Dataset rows
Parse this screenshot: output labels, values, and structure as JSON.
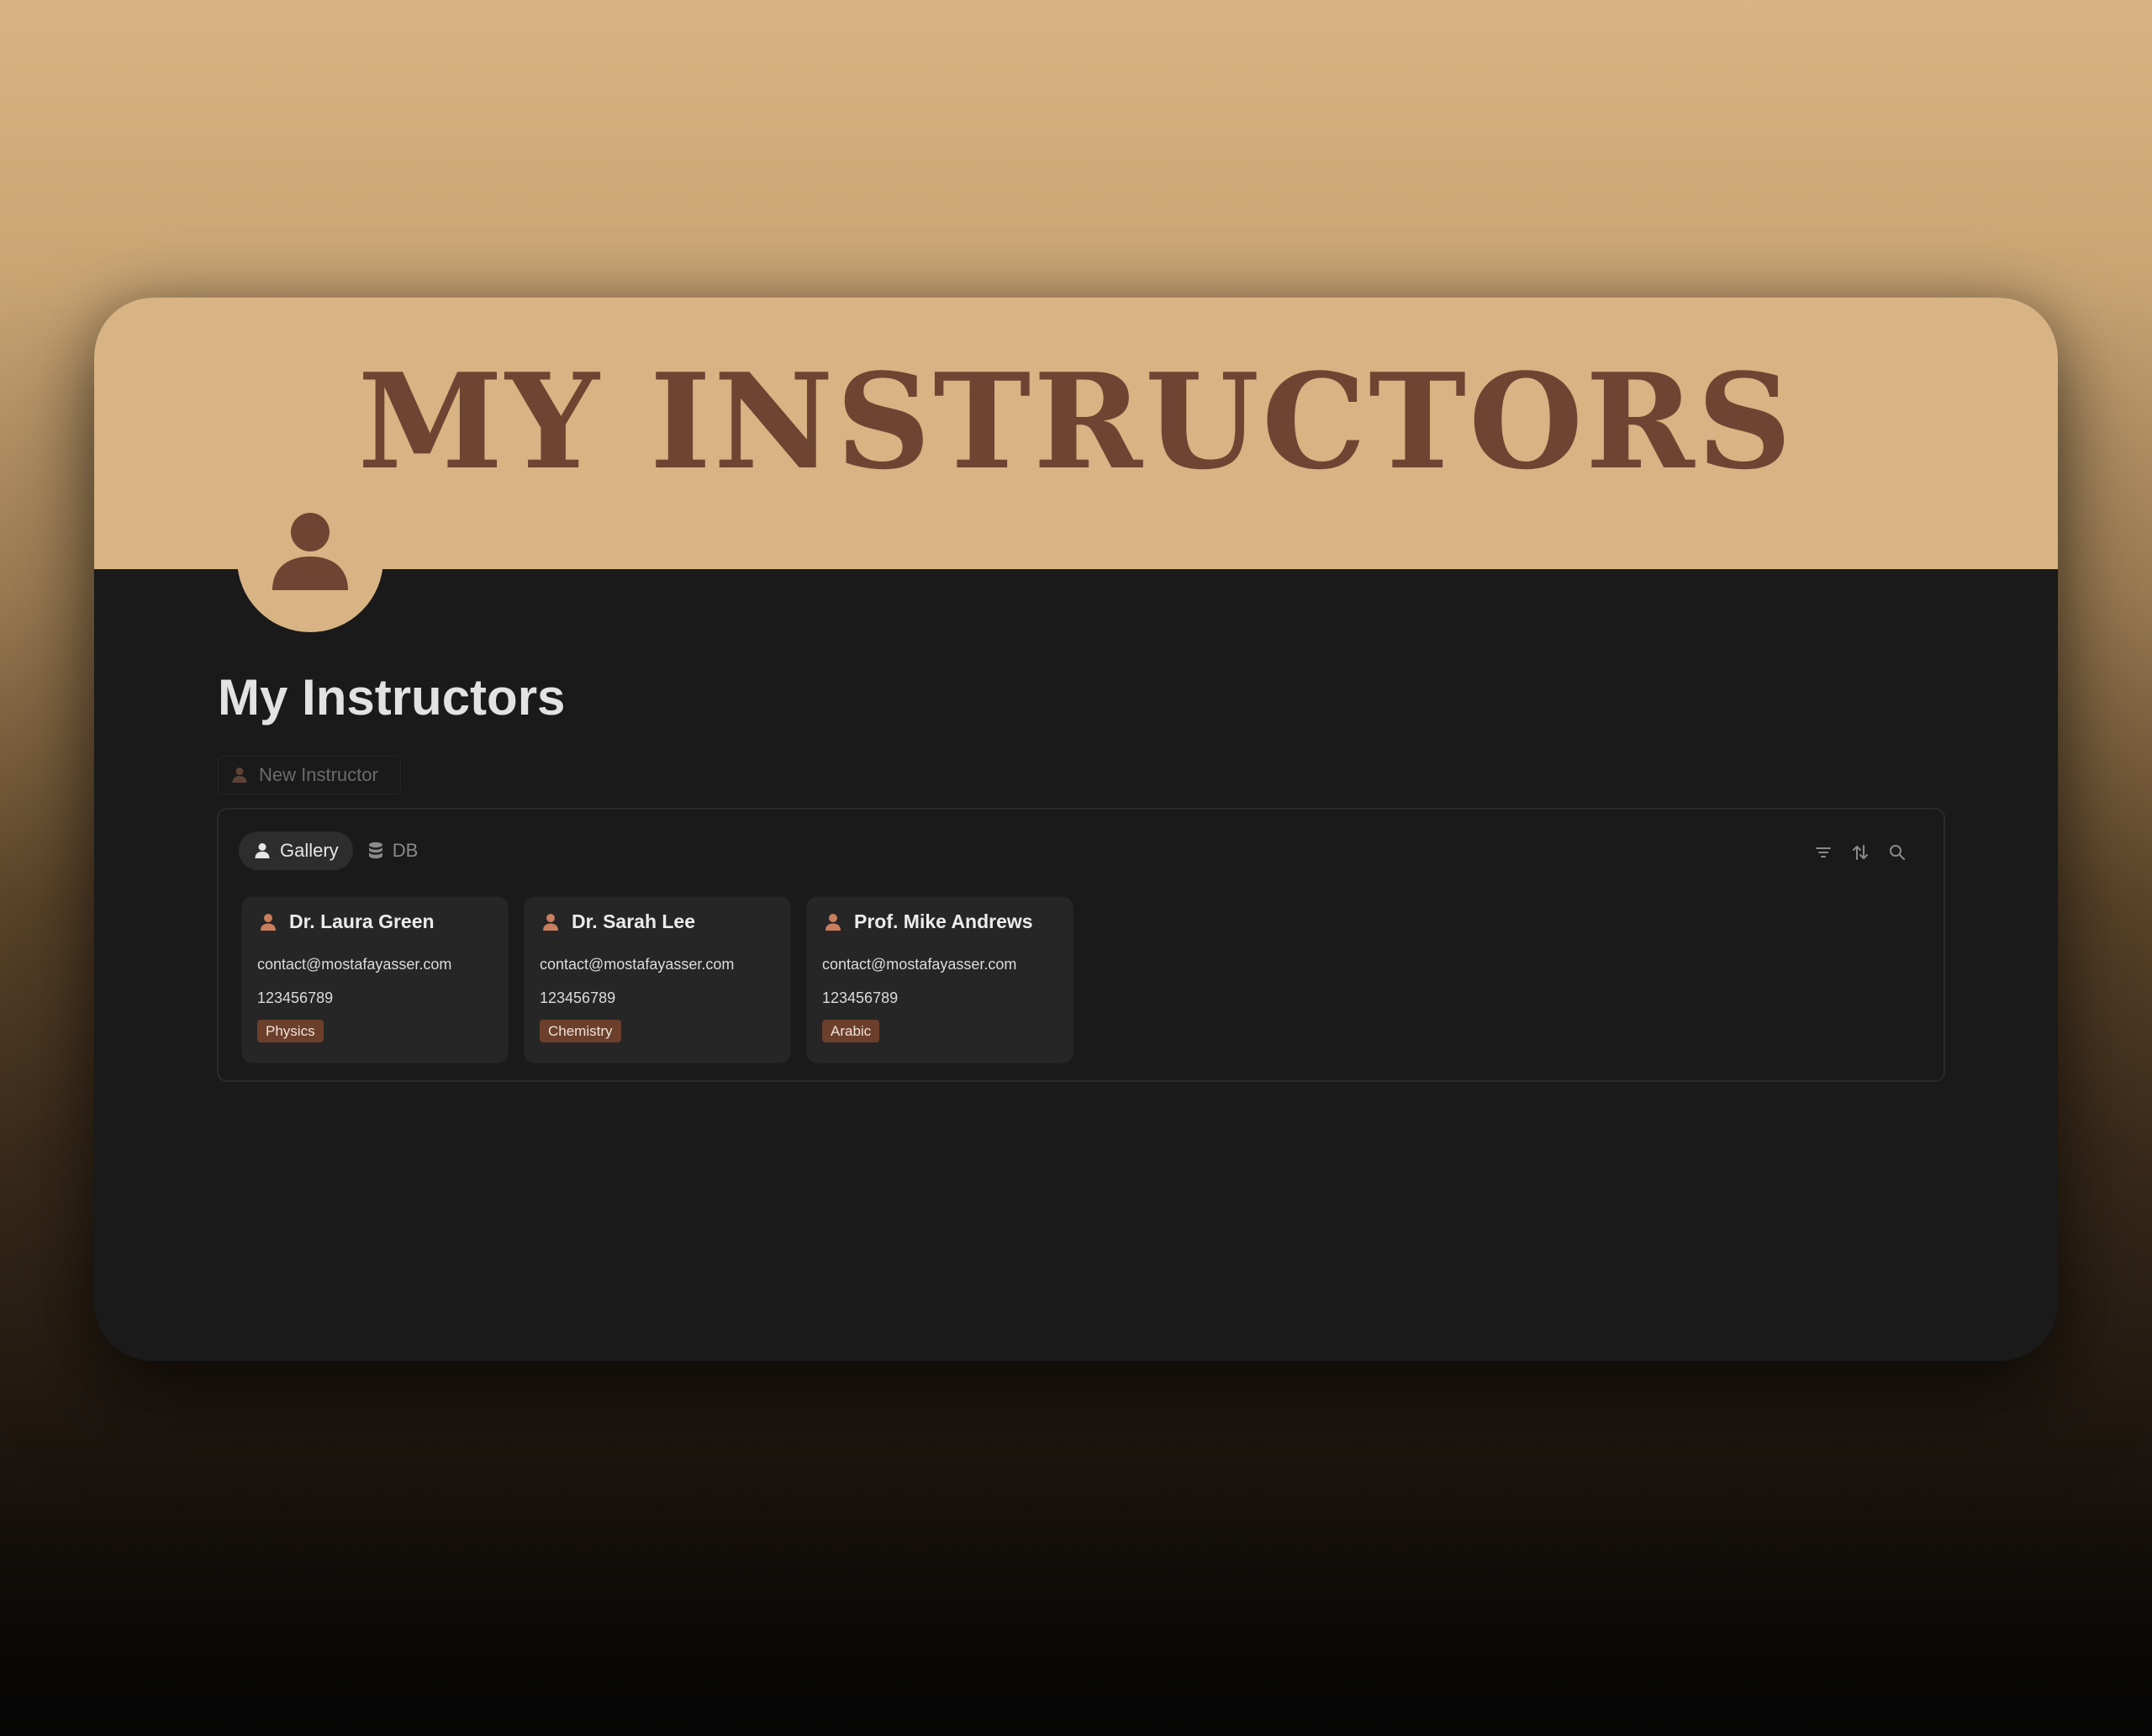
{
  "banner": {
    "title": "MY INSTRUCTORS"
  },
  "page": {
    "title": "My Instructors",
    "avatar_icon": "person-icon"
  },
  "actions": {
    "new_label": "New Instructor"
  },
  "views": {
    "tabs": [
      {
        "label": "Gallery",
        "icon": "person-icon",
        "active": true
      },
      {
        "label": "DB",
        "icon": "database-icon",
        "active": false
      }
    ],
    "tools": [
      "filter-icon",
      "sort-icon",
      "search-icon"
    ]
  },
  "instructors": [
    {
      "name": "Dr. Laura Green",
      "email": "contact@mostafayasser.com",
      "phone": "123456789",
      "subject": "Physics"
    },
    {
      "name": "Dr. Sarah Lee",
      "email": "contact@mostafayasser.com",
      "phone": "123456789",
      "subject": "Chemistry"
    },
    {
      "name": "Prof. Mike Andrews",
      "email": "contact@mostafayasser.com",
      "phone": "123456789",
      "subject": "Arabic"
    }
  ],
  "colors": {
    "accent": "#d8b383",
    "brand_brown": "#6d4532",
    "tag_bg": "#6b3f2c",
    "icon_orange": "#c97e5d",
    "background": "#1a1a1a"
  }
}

Instructions for the task:
Transcribe every record above exactly as written, leaving out any pictures.

Expected output:
Parse this screenshot: output labels, values, and structure as JSON.
{
  "banner": {
    "title": "MY INSTRUCTORS"
  },
  "page": {
    "title": "My Instructors",
    "avatar_icon": "person-icon"
  },
  "actions": {
    "new_label": "New Instructor"
  },
  "views": {
    "tabs": [
      {
        "label": "Gallery",
        "icon": "person-icon",
        "active": true
      },
      {
        "label": "DB",
        "icon": "database-icon",
        "active": false
      }
    ],
    "tools": [
      "filter-icon",
      "sort-icon",
      "search-icon"
    ]
  },
  "instructors": [
    {
      "name": "Dr. Laura Green",
      "email": "contact@mostafayasser.com",
      "phone": "123456789",
      "subject": "Physics"
    },
    {
      "name": "Dr. Sarah Lee",
      "email": "contact@mostafayasser.com",
      "phone": "123456789",
      "subject": "Chemistry"
    },
    {
      "name": "Prof. Mike Andrews",
      "email": "contact@mostafayasser.com",
      "phone": "123456789",
      "subject": "Arabic"
    }
  ],
  "colors": {
    "accent": "#d8b383",
    "brand_brown": "#6d4532",
    "tag_bg": "#6b3f2c",
    "icon_orange": "#c97e5d",
    "background": "#1a1a1a"
  }
}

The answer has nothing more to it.